Stored entries:
· · · ·
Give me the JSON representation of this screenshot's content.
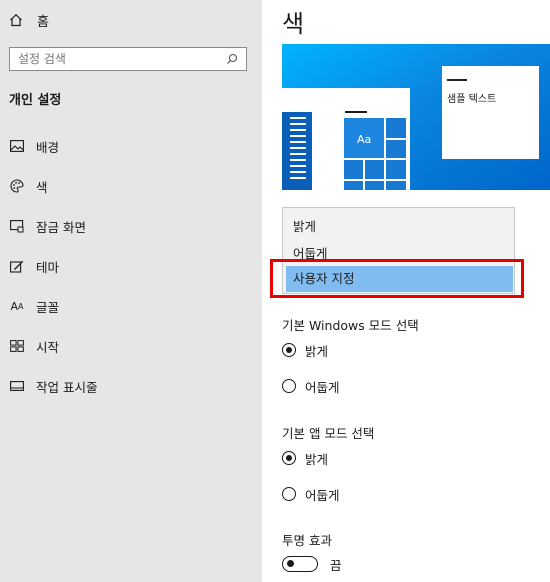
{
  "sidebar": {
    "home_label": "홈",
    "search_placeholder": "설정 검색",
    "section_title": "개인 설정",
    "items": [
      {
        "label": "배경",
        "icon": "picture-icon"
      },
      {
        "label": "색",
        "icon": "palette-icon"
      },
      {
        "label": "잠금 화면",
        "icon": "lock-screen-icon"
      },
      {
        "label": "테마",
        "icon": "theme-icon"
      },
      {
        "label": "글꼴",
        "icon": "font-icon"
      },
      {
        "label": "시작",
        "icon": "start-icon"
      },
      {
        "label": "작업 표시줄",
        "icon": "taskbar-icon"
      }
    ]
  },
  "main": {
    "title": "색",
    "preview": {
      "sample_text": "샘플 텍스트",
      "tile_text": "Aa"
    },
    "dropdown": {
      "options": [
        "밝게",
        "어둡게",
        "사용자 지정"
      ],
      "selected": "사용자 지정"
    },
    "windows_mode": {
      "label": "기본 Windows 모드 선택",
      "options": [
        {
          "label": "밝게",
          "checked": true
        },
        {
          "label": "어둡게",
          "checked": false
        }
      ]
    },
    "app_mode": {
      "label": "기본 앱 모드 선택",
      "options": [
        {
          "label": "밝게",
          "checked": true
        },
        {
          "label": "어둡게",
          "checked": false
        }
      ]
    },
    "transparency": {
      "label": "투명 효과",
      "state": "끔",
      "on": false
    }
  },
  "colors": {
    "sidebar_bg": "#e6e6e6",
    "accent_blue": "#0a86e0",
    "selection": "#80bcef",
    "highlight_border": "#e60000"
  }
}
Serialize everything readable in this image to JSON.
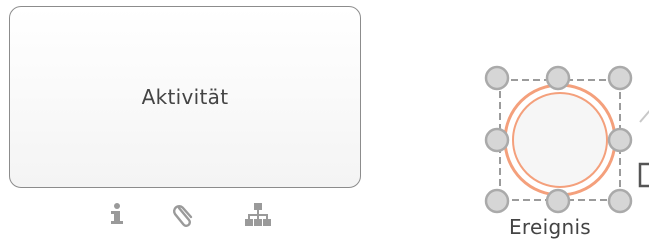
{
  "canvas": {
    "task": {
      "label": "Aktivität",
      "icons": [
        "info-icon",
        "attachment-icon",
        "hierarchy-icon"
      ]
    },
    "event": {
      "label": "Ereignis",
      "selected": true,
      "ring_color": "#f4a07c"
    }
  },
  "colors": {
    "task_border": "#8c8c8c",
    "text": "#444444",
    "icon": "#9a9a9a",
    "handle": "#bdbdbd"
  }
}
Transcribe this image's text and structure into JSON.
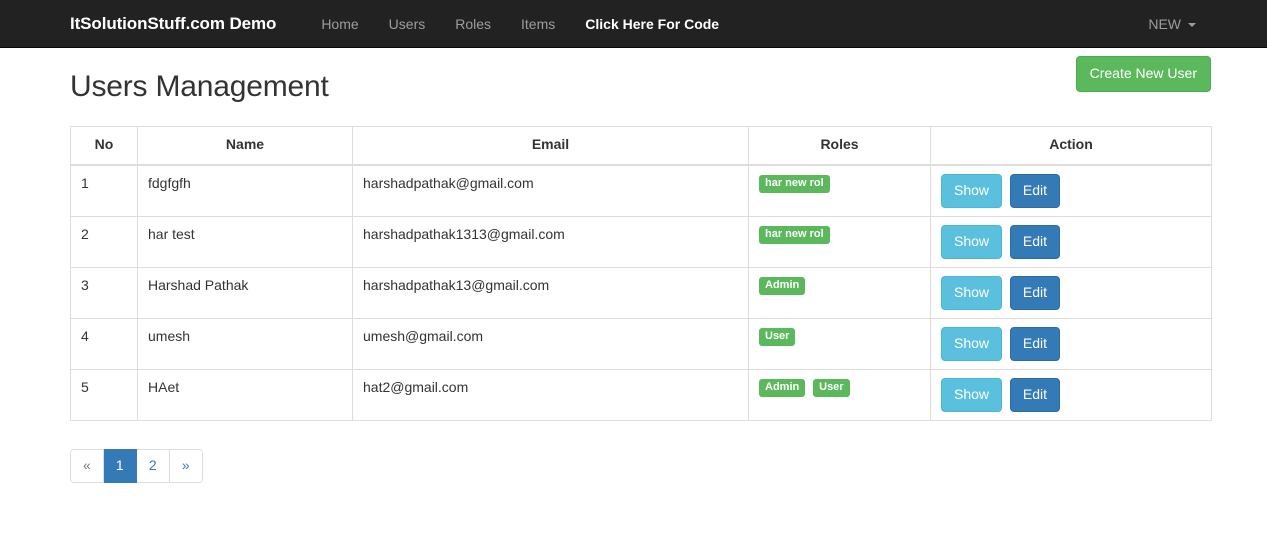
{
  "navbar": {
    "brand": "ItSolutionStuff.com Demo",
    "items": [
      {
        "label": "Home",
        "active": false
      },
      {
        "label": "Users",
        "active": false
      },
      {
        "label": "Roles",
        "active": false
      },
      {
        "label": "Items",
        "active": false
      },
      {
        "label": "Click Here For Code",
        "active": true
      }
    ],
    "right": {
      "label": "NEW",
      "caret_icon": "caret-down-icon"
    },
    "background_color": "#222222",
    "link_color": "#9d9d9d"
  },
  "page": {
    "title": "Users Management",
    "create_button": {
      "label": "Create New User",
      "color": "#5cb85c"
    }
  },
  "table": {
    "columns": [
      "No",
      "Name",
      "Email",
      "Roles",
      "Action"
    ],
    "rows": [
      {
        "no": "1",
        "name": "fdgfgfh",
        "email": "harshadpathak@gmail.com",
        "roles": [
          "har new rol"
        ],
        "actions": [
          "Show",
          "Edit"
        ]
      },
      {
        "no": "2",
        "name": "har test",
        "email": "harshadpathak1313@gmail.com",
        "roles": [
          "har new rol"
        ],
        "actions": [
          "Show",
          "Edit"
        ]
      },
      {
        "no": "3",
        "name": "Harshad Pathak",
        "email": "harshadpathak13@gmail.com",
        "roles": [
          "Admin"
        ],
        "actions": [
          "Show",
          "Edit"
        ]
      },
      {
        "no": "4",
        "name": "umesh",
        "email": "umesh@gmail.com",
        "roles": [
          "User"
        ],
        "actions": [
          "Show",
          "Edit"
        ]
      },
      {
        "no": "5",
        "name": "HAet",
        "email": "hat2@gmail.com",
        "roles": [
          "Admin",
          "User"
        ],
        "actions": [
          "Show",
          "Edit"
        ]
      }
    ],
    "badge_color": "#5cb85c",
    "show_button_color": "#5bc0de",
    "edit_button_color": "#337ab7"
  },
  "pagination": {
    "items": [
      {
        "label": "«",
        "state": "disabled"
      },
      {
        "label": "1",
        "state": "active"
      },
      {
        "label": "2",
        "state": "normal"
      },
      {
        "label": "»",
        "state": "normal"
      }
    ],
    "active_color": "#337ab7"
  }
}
· · · ·
• [Prompt]:
Every record gets retyped exactly; no picture goes into the copy.

• [The answer]:
Give me the JSON representation of this screenshot's content.
{
  "sidebar": {
    "home_label": "홈",
    "search_placeholder": "설정 검색",
    "section_title": "개인 설정",
    "items": [
      {
        "label": "배경",
        "icon": "picture-icon"
      },
      {
        "label": "색",
        "icon": "palette-icon"
      },
      {
        "label": "잠금 화면",
        "icon": "lock-screen-icon"
      },
      {
        "label": "테마",
        "icon": "theme-icon"
      },
      {
        "label": "글꼴",
        "icon": "font-icon"
      },
      {
        "label": "시작",
        "icon": "start-icon"
      },
      {
        "label": "작업 표시줄",
        "icon": "taskbar-icon"
      }
    ]
  },
  "main": {
    "title": "색",
    "preview": {
      "sample_text": "샘플 텍스트",
      "tile_text": "Aa"
    },
    "dropdown": {
      "options": [
        "밝게",
        "어둡게",
        "사용자 지정"
      ],
      "selected": "사용자 지정"
    },
    "windows_mode": {
      "label": "기본 Windows 모드 선택",
      "options": [
        {
          "label": "밝게",
          "checked": true
        },
        {
          "label": "어둡게",
          "checked": false
        }
      ]
    },
    "app_mode": {
      "label": "기본 앱 모드 선택",
      "options": [
        {
          "label": "밝게",
          "checked": true
        },
        {
          "label": "어둡게",
          "checked": false
        }
      ]
    },
    "transparency": {
      "label": "투명 효과",
      "state": "끔",
      "on": false
    }
  },
  "colors": {
    "sidebar_bg": "#e6e6e6",
    "accent_blue": "#0a86e0",
    "selection": "#80bcef",
    "highlight_border": "#e60000"
  }
}
Serialize everything readable in this image to JSON.
{
  "canvas": {
    "task": {
      "label": "Aktivität",
      "icons": [
        "info-icon",
        "attachment-icon",
        "hierarchy-icon"
      ]
    },
    "event": {
      "label": "Ereignis",
      "selected": true,
      "ring_color": "#f4a07c"
    }
  },
  "colors": {
    "task_border": "#8c8c8c",
    "text": "#444444",
    "icon": "#9a9a9a",
    "handle": "#bdbdbd"
  }
}
Transcribe this image's text and structure into JSON.
{
  "navbar": {
    "brand": "ItSolutionStuff.com Demo",
    "items": [
      {
        "label": "Home",
        "active": false
      },
      {
        "label": "Users",
        "active": false
      },
      {
        "label": "Roles",
        "active": false
      },
      {
        "label": "Items",
        "active": false
      },
      {
        "label": "Click Here For Code",
        "active": true
      }
    ],
    "right": {
      "label": "NEW",
      "caret_icon": "caret-down-icon"
    },
    "background_color": "#222222",
    "link_color": "#9d9d9d"
  },
  "page": {
    "title": "Users Management",
    "create_button": {
      "label": "Create New User",
      "color": "#5cb85c"
    }
  },
  "table": {
    "columns": [
      "No",
      "Name",
      "Email",
      "Roles",
      "Action"
    ],
    "rows": [
      {
        "no": "1",
        "name": "fdgfgfh",
        "email": "harshadpathak@gmail.com",
        "roles": [
          "har new rol"
        ],
        "actions": [
          "Show",
          "Edit"
        ]
      },
      {
        "no": "2",
        "name": "har test",
        "email": "harshadpathak1313@gmail.com",
        "roles": [
          "har new rol"
        ],
        "actions": [
          "Show",
          "Edit"
        ]
      },
      {
        "no": "3",
        "name": "Harshad Pathak",
        "email": "harshadpathak13@gmail.com",
        "roles": [
          "Admin"
        ],
        "actions": [
          "Show",
          "Edit"
        ]
      },
      {
        "no": "4",
        "name": "umesh",
        "email": "umesh@gmail.com",
        "roles": [
          "User"
        ],
        "actions": [
          "Show",
          "Edit"
        ]
      },
      {
        "no": "5",
        "name": "HAet",
        "email": "hat2@gmail.com",
        "roles": [
          "Admin",
          "User"
        ],
        "actions": [
          "Show",
          "Edit"
        ]
      }
    ],
    "badge_color": "#5cb85c",
    "show_button_color": "#5bc0de",
    "edit_button_color": "#337ab7"
  },
  "pagination": {
    "items": [
      {
        "label": "«",
        "state": "disabled"
      },
      {
        "label": "1",
        "state": "active"
      },
      {
        "label": "2",
        "state": "normal"
      },
      {
        "label": "»",
        "state": "normal"
      }
    ],
    "active_color": "#337ab7"
  }
}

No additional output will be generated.